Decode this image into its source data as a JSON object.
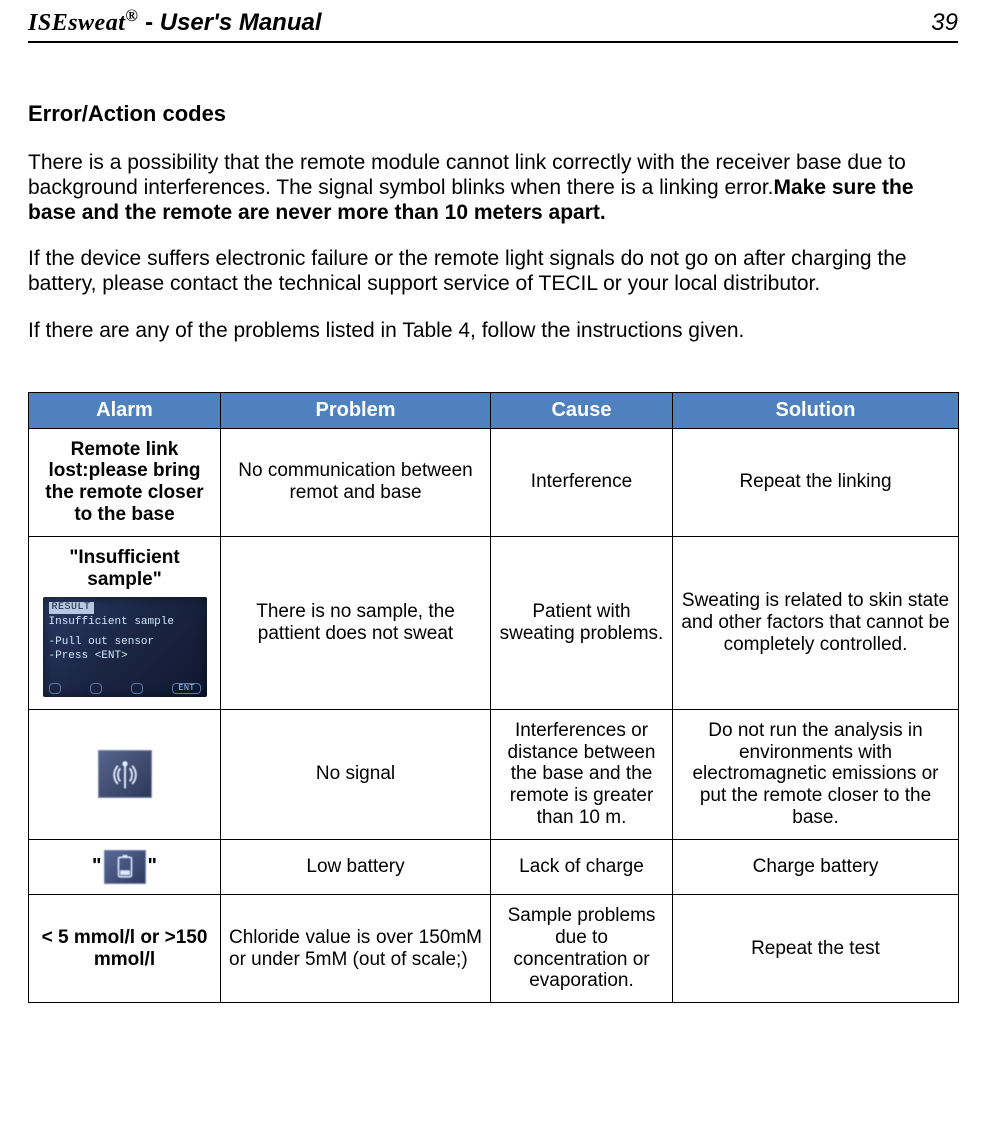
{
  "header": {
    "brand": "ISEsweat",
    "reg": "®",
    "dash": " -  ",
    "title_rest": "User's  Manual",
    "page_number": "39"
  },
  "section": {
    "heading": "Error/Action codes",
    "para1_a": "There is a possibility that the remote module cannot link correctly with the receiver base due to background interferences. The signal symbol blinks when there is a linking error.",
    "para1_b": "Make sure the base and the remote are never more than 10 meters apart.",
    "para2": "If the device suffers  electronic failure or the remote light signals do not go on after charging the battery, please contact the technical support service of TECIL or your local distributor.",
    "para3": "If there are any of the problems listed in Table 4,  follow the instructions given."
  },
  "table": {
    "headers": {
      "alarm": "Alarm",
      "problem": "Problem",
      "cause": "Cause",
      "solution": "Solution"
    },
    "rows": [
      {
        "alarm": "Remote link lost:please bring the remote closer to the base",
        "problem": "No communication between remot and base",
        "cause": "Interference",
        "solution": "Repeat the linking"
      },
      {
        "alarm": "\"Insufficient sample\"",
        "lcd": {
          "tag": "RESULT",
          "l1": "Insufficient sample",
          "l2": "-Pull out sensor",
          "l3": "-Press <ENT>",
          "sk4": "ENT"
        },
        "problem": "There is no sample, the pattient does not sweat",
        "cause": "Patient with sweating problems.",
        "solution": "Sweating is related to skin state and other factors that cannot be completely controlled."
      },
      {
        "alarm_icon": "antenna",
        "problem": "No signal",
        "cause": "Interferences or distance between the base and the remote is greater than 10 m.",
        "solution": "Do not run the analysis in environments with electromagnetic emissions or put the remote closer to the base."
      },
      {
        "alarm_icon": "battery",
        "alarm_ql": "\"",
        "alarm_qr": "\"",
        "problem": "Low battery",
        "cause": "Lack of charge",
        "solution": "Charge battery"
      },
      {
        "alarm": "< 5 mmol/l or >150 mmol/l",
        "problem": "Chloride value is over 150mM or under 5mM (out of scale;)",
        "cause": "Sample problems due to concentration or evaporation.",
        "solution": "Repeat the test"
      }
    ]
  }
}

- [Objective]:
Look through the records and gather every line containing "that".

- [Response]:
    "para1_a": "There is a possibility that the remote module cannot link correctly with the receiver base due to background interferences. The signal symbol blinks when there is a linking error.",
        "solution": "Sweating is related to skin state and other factors that cannot be completely controlled."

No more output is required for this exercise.